═══ Supplied information
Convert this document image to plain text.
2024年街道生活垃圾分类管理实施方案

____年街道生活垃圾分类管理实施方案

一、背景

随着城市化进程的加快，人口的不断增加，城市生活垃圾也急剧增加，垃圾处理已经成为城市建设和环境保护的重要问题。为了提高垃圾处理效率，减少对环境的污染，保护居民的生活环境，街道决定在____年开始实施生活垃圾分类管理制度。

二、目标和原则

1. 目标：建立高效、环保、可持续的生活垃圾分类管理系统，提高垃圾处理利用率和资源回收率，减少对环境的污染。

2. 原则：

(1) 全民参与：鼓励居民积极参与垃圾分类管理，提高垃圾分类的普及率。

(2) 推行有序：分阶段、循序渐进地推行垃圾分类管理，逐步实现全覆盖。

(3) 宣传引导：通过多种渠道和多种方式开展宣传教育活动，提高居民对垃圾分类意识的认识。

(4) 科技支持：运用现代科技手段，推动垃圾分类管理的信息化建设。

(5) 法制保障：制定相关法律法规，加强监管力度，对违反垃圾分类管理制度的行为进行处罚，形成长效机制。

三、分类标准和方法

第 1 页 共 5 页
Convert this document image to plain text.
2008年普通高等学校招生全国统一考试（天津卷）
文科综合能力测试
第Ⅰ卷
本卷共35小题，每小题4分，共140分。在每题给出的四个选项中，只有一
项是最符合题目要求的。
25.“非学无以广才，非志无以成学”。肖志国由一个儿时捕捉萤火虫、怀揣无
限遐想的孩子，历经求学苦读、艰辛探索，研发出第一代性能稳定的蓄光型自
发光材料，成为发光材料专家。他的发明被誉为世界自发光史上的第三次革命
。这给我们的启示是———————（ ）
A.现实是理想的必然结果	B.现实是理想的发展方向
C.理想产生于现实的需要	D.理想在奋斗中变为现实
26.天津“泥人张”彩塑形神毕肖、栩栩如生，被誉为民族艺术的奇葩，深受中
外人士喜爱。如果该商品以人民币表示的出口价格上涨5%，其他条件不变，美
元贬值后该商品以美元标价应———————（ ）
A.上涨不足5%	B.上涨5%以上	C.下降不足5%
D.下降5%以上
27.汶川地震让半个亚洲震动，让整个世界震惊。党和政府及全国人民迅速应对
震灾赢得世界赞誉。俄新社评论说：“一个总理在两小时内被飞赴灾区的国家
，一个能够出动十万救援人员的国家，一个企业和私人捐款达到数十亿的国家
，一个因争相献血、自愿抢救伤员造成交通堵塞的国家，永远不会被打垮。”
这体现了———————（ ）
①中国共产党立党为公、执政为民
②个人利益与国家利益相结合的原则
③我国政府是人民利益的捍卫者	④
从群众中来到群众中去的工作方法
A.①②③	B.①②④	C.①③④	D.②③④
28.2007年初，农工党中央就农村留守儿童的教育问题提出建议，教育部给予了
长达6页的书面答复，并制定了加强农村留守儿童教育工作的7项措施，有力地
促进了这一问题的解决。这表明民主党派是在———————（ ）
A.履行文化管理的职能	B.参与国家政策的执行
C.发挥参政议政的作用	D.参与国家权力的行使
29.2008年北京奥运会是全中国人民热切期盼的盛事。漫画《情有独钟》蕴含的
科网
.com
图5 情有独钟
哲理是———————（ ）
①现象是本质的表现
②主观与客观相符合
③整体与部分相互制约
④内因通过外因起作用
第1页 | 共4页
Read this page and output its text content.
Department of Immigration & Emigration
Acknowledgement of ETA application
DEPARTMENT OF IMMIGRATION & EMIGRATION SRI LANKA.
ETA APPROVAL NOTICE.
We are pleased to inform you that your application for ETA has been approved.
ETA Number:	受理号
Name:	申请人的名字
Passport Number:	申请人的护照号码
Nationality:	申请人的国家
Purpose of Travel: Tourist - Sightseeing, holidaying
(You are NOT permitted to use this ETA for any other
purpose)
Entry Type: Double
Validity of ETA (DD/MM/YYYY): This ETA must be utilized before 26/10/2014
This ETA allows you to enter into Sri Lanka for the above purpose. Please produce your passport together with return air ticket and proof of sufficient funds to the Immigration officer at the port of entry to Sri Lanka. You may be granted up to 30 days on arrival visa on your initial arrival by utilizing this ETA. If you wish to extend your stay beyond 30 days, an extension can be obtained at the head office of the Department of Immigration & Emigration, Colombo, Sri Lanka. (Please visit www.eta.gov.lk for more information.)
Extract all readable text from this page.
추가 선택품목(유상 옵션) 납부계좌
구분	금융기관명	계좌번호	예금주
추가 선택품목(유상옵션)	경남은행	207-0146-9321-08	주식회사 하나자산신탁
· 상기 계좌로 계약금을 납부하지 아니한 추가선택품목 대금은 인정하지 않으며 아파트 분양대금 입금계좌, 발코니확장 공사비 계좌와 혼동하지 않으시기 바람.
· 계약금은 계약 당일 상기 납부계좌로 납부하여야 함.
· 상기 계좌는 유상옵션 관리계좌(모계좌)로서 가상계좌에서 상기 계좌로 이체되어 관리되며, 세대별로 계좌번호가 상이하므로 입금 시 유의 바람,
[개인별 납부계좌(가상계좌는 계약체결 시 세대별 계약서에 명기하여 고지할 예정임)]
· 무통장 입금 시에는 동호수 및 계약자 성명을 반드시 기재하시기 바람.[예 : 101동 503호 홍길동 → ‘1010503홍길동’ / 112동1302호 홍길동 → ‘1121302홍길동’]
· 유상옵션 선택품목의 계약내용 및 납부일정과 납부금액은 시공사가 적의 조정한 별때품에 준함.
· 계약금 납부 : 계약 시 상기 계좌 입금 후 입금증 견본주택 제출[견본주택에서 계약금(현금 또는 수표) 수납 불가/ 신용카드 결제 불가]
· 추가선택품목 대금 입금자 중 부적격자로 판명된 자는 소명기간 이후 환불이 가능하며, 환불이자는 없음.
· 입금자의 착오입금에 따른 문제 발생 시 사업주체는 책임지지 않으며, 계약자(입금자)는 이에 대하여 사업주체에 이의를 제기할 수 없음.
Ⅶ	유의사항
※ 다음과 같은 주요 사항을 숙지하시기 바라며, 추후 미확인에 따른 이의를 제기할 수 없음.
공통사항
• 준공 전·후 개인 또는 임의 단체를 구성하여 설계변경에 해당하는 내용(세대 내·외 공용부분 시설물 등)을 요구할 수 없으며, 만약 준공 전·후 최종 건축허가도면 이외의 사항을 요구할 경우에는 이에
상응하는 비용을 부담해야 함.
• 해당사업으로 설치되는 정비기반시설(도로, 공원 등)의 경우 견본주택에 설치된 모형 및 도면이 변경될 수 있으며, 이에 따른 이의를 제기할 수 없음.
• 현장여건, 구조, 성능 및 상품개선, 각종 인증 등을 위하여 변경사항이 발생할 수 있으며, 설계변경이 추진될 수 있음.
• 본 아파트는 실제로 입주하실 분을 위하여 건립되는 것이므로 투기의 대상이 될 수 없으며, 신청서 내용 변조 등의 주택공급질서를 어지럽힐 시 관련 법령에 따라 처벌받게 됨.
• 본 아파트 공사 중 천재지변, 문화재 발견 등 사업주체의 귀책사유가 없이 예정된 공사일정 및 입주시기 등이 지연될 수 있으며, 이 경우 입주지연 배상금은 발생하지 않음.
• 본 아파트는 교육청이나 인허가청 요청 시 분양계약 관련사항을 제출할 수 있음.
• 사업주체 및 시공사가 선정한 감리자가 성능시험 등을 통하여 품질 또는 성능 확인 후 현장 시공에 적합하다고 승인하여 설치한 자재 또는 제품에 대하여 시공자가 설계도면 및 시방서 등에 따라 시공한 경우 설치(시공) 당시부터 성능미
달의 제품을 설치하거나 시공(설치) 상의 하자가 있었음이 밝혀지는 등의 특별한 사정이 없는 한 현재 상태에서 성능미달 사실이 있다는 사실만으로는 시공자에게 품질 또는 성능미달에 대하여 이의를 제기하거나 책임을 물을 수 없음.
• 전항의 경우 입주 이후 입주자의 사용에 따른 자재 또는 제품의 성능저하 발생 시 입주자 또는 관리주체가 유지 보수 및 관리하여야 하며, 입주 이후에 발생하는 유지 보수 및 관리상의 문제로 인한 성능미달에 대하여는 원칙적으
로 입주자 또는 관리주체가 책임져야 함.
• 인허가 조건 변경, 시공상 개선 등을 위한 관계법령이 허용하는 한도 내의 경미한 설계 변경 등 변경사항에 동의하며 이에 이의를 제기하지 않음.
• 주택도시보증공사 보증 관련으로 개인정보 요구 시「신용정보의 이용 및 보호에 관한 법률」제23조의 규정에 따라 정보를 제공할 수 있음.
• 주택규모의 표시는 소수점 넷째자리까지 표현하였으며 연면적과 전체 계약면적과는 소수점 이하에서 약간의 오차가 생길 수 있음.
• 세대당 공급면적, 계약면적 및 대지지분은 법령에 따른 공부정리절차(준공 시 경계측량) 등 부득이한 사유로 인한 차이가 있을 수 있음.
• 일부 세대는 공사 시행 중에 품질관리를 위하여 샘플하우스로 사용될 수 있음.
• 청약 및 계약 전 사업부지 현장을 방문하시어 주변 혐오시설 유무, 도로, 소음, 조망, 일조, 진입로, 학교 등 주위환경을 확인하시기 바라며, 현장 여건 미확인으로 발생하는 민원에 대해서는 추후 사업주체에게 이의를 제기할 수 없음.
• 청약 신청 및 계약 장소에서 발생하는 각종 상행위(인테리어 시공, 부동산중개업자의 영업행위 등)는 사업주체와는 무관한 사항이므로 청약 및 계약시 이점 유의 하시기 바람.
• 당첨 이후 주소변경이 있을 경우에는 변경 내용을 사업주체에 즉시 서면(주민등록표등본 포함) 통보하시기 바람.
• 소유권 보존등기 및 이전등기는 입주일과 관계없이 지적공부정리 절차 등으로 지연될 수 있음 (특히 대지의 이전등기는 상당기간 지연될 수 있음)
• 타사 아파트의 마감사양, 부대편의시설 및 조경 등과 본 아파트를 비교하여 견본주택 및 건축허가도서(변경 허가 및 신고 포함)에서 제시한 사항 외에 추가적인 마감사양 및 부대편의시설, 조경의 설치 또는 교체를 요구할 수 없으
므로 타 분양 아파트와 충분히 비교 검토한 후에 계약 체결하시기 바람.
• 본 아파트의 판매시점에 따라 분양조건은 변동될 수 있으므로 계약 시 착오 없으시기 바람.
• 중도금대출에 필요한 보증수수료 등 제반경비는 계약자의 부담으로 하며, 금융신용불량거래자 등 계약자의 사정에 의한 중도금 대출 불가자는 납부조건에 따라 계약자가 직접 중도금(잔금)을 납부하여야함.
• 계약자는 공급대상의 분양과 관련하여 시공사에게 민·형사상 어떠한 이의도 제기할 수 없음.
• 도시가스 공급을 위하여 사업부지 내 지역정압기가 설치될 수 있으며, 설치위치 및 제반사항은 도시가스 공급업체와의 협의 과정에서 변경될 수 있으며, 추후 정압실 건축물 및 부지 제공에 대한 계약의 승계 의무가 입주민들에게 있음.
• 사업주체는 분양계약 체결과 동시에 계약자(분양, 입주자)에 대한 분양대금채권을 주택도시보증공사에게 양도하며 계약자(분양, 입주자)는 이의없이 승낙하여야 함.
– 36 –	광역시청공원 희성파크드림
══════
In the listing above, find the lines holding the word "경우에는" and copy them.

Completed exercise
• 준공 전·후 개인 또는 임의 단체를 구성하여 설계변경에 해당하는 내용(세대 내·외 공용부분 시설물 등)을 요구할 수 없으며, 만약 준공 전·후 최종 건축허가도면 이외의 사항을 요구할 경우에는 이에
• 당첨 이후 주소변경이 있을 경우에는 변경 내용을 사업주체에 즉시 서면(주민등록표등본 포함) 통보하시기 바람.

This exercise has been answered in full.